• _QUOTED PASSAGE_:
◆ ◆ ◆
Ask HN: Is Twitter lost on me? - stijnm

Hi All,<p>I do not want to burst the Twitter love-fest bubble but am I the only one who feels Twitter is aimed at a pretty narrow demographic?<p>This demographic I would split into two:
1. People who have a lot of time on their hands to read tweets or add their own. For me this means mostly students and those between/without jobs.<p>2. Companies/Individuals trying to link themselves with this hot new trend for profit, monetary or otherwise. A win-win situation develops as Twitter's success can drive people to a company/individual and the company/individual will drive people to Twitter.<p>Why this post I hear you mumble?<p>For me personally, I do not fall into the above demographic. I have a full-time job which takes up all of my focus/attention during the day. I do not have time or feel compelled to check a website/twitter client constantly to read new tweets or post myself. And, to be honest, I already have plenty of things to read/do when my mind does need a wonder in the evening/weekend (Yes HN et al, I am looking at you).<p>Are there others out there like me?
◆ ◆ ◆
• _DATASET EXCERPTS_:
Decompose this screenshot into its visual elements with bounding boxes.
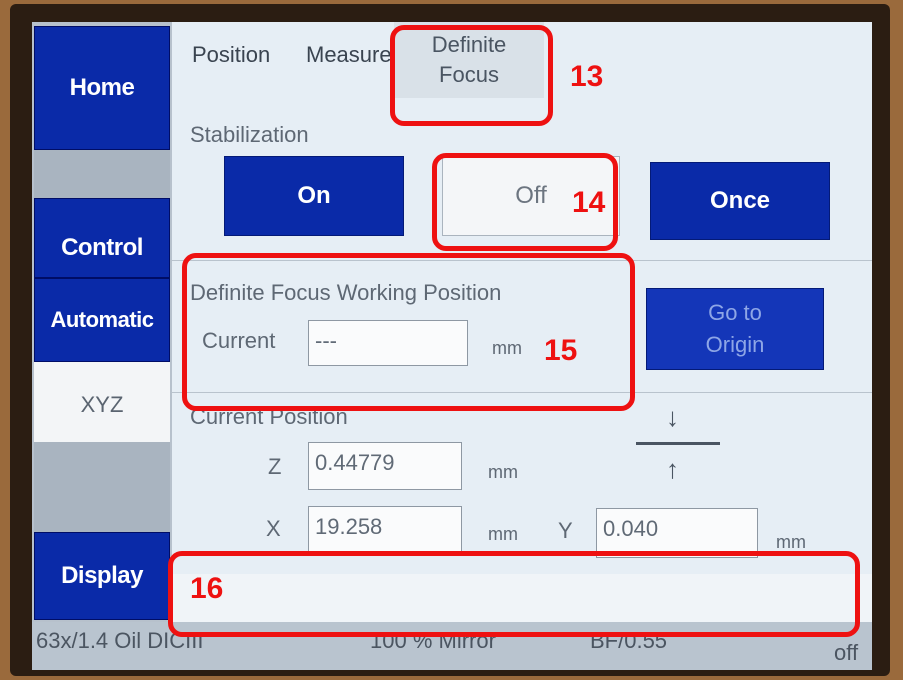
focus-plane-icon [636, 442, 720, 445]
annotation-number-13: 13 [570, 60, 604, 93]
sidebar-spacer [34, 150, 170, 198]
tab-measure[interactable]: Measure [306, 42, 392, 68]
display-button[interactable]: Display [34, 532, 170, 620]
state-status: off [834, 640, 859, 665]
x-label: X [266, 516, 281, 541]
tab-position[interactable]: Position [192, 42, 270, 68]
home-button[interactable]: Home [34, 26, 170, 150]
automatic-button[interactable]: Automatic [34, 278, 170, 362]
stabilization-label: Stabilization [190, 122, 309, 147]
on-label: On [297, 182, 331, 209]
xyz-label: XYZ [80, 392, 124, 417]
z-unit: mm [488, 462, 518, 482]
display-label: Display [61, 562, 143, 589]
xyz-button[interactable]: XYZ [34, 362, 170, 442]
go-to-origin-line2: Origin [705, 332, 765, 357]
annotation-number-15: 15 [544, 334, 578, 367]
automatic-label: Automatic [50, 307, 154, 332]
x-unit: mm [488, 524, 518, 544]
sidebar-spacer-2 [34, 442, 170, 532]
go-to-origin-button[interactable]: Go to Origin [646, 288, 824, 370]
go-to-origin-line1: Go to [708, 300, 762, 325]
annotation-box-16 [168, 551, 860, 637]
once-label: Once [709, 187, 771, 214]
arrow-up-icon: ↑ [666, 454, 679, 484]
home-label: Home [69, 74, 135, 101]
arrow-down-icon: ↓ [666, 402, 679, 432]
stabilization-on-button[interactable]: On [224, 156, 404, 236]
annotation-number-16: 16 [190, 572, 224, 605]
annotation-number-14: 14 [572, 186, 606, 219]
y-unit: mm [776, 532, 806, 552]
control-button[interactable]: Control [34, 198, 170, 278]
z-position-field[interactable]: 0.44779 [308, 442, 462, 490]
annotation-box-15 [182, 253, 635, 411]
y-label: Y [558, 518, 573, 543]
stabilization-once-button[interactable]: Once [650, 162, 830, 240]
control-label: Control [61, 234, 143, 261]
x-position-field[interactable]: 19.258 [308, 506, 462, 554]
annotation-box-13 [390, 25, 553, 126]
sidebar: Home Control Automatic XYZ Display [32, 22, 172, 622]
z-label: Z [268, 454, 282, 479]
◆ ◆ ◆
• _JOB 1_:
In the Ask HN post about Twitter, what takes up all of the poster's focus during the day?
• _JOB 2_:
Write the next part of the Ask HN post about Twitter, picking up after its last line.
The listing is separate from the Ask HN post about Twitter.

• _TASK RESULT 1_:
A full-time job.

• _TASK RESULT 2_:
======
david927
When I first heard of it, I didn't get it. Then I got it and thought -- that's
really cool. Then I ungot it. Twitter is a mullet. It's not just a fad, but a
fad that will embarrass us later.

Listen, I'm all for technology. And new things really require a shift in our
mindset. I love the "global realtime-ness" of Twitter, and I'm sure that core
product will still be around in five years. What form it will be in is hard to
say, but I can guarantee you it will not be as Twitter, which will have become
a zeitgeist-icon-of-infamy for this age in the same way Pets.com and Boo are
for the dot com bubble.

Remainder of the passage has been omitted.